Excerpts from a figure dataset:
————————

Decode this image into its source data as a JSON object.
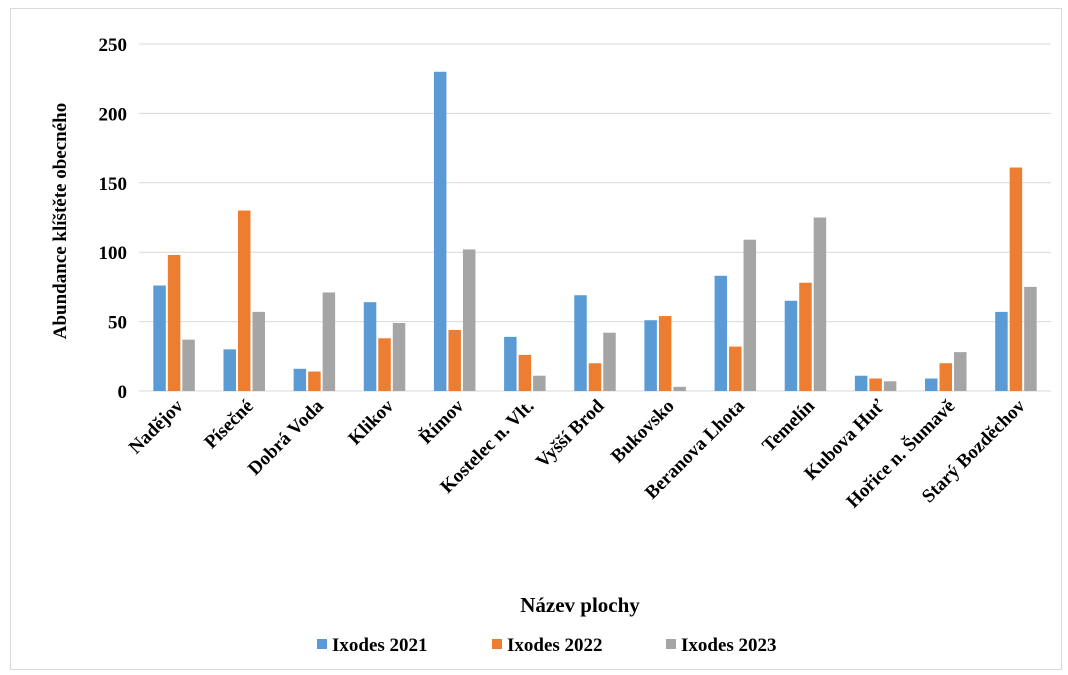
{
  "chart_data": {
    "type": "bar",
    "title": "",
    "xlabel": "Název plochy",
    "ylabel": "Abundance klíštěte obecného",
    "ylim": [
      0,
      250
    ],
    "yticks": [
      0,
      50,
      100,
      150,
      200,
      250
    ],
    "grid": true,
    "legend_position": "bottom",
    "categories": [
      "Nadějov",
      "Písečné",
      "Dobrá Voda",
      "Klikov",
      "Římov",
      "Kostelec n. Vlt.",
      "Vyšší Brod",
      "Bukovsko",
      "Beranova Lhota",
      "Temelín",
      "Kubova Huť",
      "Hořice n. Šumavě",
      "Starý Bozděchov"
    ],
    "series": [
      {
        "name": "Ixodes 2021",
        "color": "#5b9bd5",
        "values": [
          76,
          30,
          16,
          64,
          230,
          39,
          69,
          51,
          83,
          65,
          11,
          9,
          57
        ]
      },
      {
        "name": "Ixodes 2022",
        "color": "#ed7d31",
        "values": [
          98,
          130,
          14,
          38,
          44,
          26,
          20,
          54,
          32,
          78,
          9,
          20,
          161
        ]
      },
      {
        "name": "Ixodes 2023",
        "color": "#a5a5a5",
        "values": [
          37,
          57,
          71,
          49,
          102,
          11,
          42,
          3,
          109,
          125,
          7,
          28,
          75
        ]
      }
    ]
  }
}
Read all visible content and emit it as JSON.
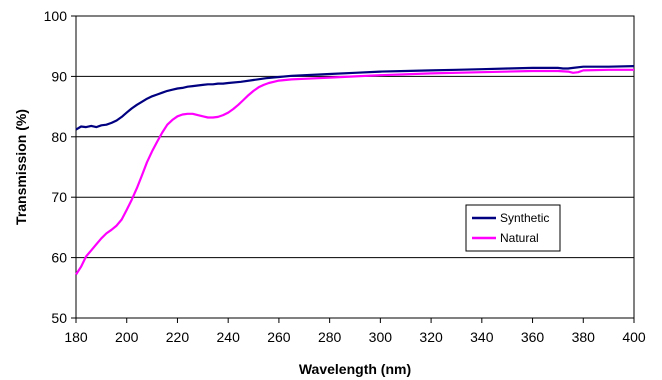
{
  "chart_data": {
    "type": "line",
    "title": "",
    "xlabel": "Wavelength (nm)",
    "ylabel": "Transmission (%)",
    "xlim": [
      180,
      400
    ],
    "ylim": [
      50,
      100
    ],
    "x_ticks": [
      180,
      200,
      220,
      240,
      260,
      280,
      300,
      320,
      340,
      360,
      380,
      400
    ],
    "y_ticks": [
      50,
      60,
      70,
      80,
      90,
      100
    ],
    "grid": "horizontal",
    "legend_position": "right-center",
    "series": [
      {
        "name": "Synthetic",
        "color": "#000080",
        "x": [
          180,
          182,
          184,
          186,
          188,
          190,
          192,
          194,
          196,
          198,
          200,
          202,
          204,
          206,
          208,
          210,
          212,
          214,
          216,
          218,
          220,
          222,
          224,
          226,
          228,
          230,
          232,
          234,
          236,
          238,
          240,
          245,
          250,
          255,
          260,
          265,
          270,
          275,
          280,
          290,
          300,
          310,
          320,
          330,
          340,
          350,
          360,
          370,
          372,
          374,
          376,
          380,
          390,
          400
        ],
        "y": [
          81.2,
          81.7,
          81.6,
          81.8,
          81.6,
          81.9,
          82.0,
          82.3,
          82.7,
          83.3,
          84.0,
          84.7,
          85.3,
          85.8,
          86.3,
          86.7,
          87.0,
          87.3,
          87.6,
          87.8,
          88.0,
          88.1,
          88.3,
          88.4,
          88.5,
          88.6,
          88.7,
          88.7,
          88.8,
          88.8,
          88.9,
          89.1,
          89.4,
          89.7,
          89.9,
          90.1,
          90.2,
          90.3,
          90.4,
          90.6,
          90.8,
          90.9,
          91.0,
          91.1,
          91.2,
          91.3,
          91.4,
          91.4,
          91.3,
          91.3,
          91.4,
          91.6,
          91.6,
          91.7
        ]
      },
      {
        "name": "Natural",
        "color": "#FF00FF",
        "x": [
          180,
          182,
          184,
          186,
          188,
          190,
          192,
          194,
          196,
          198,
          200,
          202,
          204,
          206,
          208,
          210,
          212,
          214,
          216,
          218,
          220,
          222,
          224,
          226,
          228,
          230,
          232,
          234,
          236,
          238,
          240,
          242,
          244,
          246,
          248,
          250,
          252,
          254,
          256,
          258,
          260,
          265,
          270,
          280,
          290,
          300,
          320,
          340,
          360,
          370,
          374,
          376,
          378,
          380,
          390,
          400
        ],
        "y": [
          57.2,
          58.5,
          60.2,
          61.2,
          62.2,
          63.2,
          64.0,
          64.6,
          65.3,
          66.3,
          67.9,
          69.6,
          71.5,
          73.6,
          75.8,
          77.6,
          79.2,
          80.7,
          82.0,
          82.8,
          83.4,
          83.7,
          83.8,
          83.8,
          83.6,
          83.4,
          83.2,
          83.2,
          83.3,
          83.6,
          84.0,
          84.6,
          85.3,
          86.1,
          86.9,
          87.6,
          88.2,
          88.6,
          88.9,
          89.1,
          89.3,
          89.5,
          89.6,
          89.8,
          90.0,
          90.2,
          90.5,
          90.7,
          90.9,
          90.9,
          90.8,
          90.6,
          90.7,
          91.0,
          91.1,
          91.1
        ]
      }
    ]
  }
}
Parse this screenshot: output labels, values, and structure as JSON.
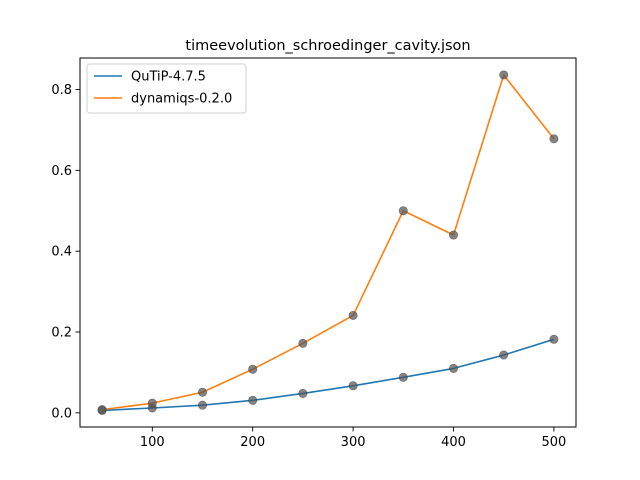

————————

YOUR OBJECTIVE = The records above need to be restated word for word, with the pictures left out.

EXERCISE OUTPUT =
Decode this image into its source data as a JSON object.
{
  "chart_data": {
    "type": "bar",
    "title": "",
    "xlabel": "Název plochy",
    "ylabel": "Abundance klíštěte obecného",
    "ylim": [
      0,
      250
    ],
    "yticks": [
      0,
      50,
      100,
      150,
      200,
      250
    ],
    "grid": true,
    "legend_position": "bottom",
    "categories": [
      "Nadějov",
      "Písečné",
      "Dobrá Voda",
      "Klikov",
      "Římov",
      "Kostelec n. Vlt.",
      "Vyšší Brod",
      "Bukovsko",
      "Beranova Lhota",
      "Temelín",
      "Kubova Huť",
      "Hořice n. Šumavě",
      "Starý Bozděchov"
    ],
    "series": [
      {
        "name": "Ixodes 2021",
        "color": "#5b9bd5",
        "values": [
          76,
          30,
          16,
          64,
          230,
          39,
          69,
          51,
          83,
          65,
          11,
          9,
          57
        ]
      },
      {
        "name": "Ixodes 2022",
        "color": "#ed7d31",
        "values": [
          98,
          130,
          14,
          38,
          44,
          26,
          20,
          54,
          32,
          78,
          9,
          20,
          161
        ]
      },
      {
        "name": "Ixodes 2023",
        "color": "#a5a5a5",
        "values": [
          37,
          57,
          71,
          49,
          102,
          11,
          42,
          3,
          109,
          125,
          7,
          28,
          75
        ]
      }
    ]
  }
}
Read all visible content and emit it as JSON.
{
  "chart_data": {
    "type": "line",
    "title": "",
    "xlabel": "Wavelength (nm)",
    "ylabel": "Transmission (%)",
    "xlim": [
      180,
      400
    ],
    "ylim": [
      50,
      100
    ],
    "x_ticks": [
      180,
      200,
      220,
      240,
      260,
      280,
      300,
      320,
      340,
      360,
      380,
      400
    ],
    "y_ticks": [
      50,
      60,
      70,
      80,
      90,
      100
    ],
    "grid": "horizontal",
    "legend_position": "right-center",
    "series": [
      {
        "name": "Synthetic",
        "color": "#000080",
        "x": [
          180,
          182,
          184,
          186,
          188,
          190,
          192,
          194,
          196,
          198,
          200,
          202,
          204,
          206,
          208,
          210,
          212,
          214,
          216,
          218,
          220,
          222,
          224,
          226,
          228,
          230,
          232,
          234,
          236,
          238,
          240,
          245,
          250,
          255,
          260,
          265,
          270,
          275,
          280,
          290,
          300,
          310,
          320,
          330,
          340,
          350,
          360,
          370,
          372,
          374,
          376,
          380,
          390,
          400
        ],
        "y": [
          81.2,
          81.7,
          81.6,
          81.8,
          81.6,
          81.9,
          82.0,
          82.3,
          82.7,
          83.3,
          84.0,
          84.7,
          85.3,
          85.8,
          86.3,
          86.7,
          87.0,
          87.3,
          87.6,
          87.8,
          88.0,
          88.1,
          88.3,
          88.4,
          88.5,
          88.6,
          88.7,
          88.7,
          88.8,
          88.8,
          88.9,
          89.1,
          89.4,
          89.7,
          89.9,
          90.1,
          90.2,
          90.3,
          90.4,
          90.6,
          90.8,
          90.9,
          91.0,
          91.1,
          91.2,
          91.3,
          91.4,
          91.4,
          91.3,
          91.3,
          91.4,
          91.6,
          91.6,
          91.7
        ]
      },
      {
        "name": "Natural",
        "color": "#FF00FF",
        "x": [
          180,
          182,
          184,
          186,
          188,
          190,
          192,
          194,
          196,
          198,
          200,
          202,
          204,
          206,
          208,
          210,
          212,
          214,
          216,
          218,
          220,
          222,
          224,
          226,
          228,
          230,
          232,
          234,
          236,
          238,
          240,
          242,
          244,
          246,
          248,
          250,
          252,
          254,
          256,
          258,
          260,
          265,
          270,
          280,
          290,
          300,
          320,
          340,
          360,
          370,
          374,
          376,
          378,
          380,
          390,
          400
        ],
        "y": [
          57.2,
          58.5,
          60.2,
          61.2,
          62.2,
          63.2,
          64.0,
          64.6,
          65.3,
          66.3,
          67.9,
          69.6,
          71.5,
          73.6,
          75.8,
          77.6,
          79.2,
          80.7,
          82.0,
          82.8,
          83.4,
          83.7,
          83.8,
          83.8,
          83.6,
          83.4,
          83.2,
          83.2,
          83.3,
          83.6,
          84.0,
          84.6,
          85.3,
          86.1,
          86.9,
          87.6,
          88.2,
          88.6,
          88.9,
          89.1,
          89.3,
          89.5,
          89.6,
          89.8,
          90.0,
          90.2,
          90.5,
          90.7,
          90.9,
          90.9,
          90.8,
          90.6,
          90.7,
          91.0,
          91.1,
          91.1
        ]
      }
    ]
  }
}
Parse this screenshot: output labels, values, and structure as JSON.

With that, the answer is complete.